Material for this exercise>
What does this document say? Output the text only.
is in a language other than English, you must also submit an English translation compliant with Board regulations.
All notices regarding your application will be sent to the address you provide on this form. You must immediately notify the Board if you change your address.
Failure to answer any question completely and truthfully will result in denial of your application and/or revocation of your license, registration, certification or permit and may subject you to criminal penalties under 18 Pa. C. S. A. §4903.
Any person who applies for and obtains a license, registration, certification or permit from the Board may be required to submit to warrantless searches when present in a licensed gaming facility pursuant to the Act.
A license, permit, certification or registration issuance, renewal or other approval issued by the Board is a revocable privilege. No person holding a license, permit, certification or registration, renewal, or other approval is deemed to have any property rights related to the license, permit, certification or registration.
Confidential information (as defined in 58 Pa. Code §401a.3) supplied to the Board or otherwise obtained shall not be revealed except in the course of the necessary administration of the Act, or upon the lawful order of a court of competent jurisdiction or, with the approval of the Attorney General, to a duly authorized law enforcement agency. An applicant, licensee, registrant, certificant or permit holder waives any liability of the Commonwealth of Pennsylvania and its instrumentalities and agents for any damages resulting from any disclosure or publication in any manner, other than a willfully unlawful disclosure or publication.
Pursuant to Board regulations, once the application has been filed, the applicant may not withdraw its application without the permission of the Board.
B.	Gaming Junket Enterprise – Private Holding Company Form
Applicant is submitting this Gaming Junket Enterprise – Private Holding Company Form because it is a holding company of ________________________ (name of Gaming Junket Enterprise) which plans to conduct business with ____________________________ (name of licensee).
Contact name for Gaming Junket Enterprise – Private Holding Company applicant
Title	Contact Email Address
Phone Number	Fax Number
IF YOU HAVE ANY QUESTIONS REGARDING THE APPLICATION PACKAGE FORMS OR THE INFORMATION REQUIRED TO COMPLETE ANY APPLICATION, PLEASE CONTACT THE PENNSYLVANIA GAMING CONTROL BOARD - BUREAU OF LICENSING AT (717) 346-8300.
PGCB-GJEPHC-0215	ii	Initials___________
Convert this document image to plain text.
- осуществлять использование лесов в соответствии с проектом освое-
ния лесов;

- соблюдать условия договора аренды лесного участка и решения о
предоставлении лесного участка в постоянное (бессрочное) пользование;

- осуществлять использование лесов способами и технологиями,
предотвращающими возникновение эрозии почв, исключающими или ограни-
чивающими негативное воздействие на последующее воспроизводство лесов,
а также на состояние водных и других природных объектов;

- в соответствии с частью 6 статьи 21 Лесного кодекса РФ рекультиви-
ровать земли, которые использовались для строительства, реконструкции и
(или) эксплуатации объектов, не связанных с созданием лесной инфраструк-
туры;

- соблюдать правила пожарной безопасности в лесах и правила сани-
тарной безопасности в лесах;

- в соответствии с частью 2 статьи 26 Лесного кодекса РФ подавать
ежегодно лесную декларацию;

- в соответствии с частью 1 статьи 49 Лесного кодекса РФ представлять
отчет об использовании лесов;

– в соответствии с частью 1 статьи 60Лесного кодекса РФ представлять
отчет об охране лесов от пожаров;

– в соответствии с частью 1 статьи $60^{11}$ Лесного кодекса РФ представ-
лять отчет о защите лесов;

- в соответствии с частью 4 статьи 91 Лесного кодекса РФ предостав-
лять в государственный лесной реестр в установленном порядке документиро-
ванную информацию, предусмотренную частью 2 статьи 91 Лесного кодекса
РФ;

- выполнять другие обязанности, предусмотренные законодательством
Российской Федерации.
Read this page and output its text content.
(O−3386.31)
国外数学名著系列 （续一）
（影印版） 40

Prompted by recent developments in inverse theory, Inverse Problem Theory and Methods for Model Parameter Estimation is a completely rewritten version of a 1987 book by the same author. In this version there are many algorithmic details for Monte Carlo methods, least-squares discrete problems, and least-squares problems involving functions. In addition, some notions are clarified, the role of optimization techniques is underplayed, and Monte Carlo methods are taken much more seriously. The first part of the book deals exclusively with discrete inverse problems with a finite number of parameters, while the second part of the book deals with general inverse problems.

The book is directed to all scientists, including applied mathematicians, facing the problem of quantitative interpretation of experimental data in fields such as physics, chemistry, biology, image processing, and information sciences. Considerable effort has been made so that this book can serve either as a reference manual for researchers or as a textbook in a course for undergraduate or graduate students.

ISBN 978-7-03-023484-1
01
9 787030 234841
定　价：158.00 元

Exercise objective>
Gather all lines from the records above in which "your" appears.

Task response>
All notices regarding your application will be sent to the address you provide on this form. You must immediately notify the Board if you change your address.
Failure to answer any question completely and truthfully will result in denial of your application and/or revocation of your license, registration, certification or permit and may subject you to criminal penalties under 18 Pa. C. S. A. §4903.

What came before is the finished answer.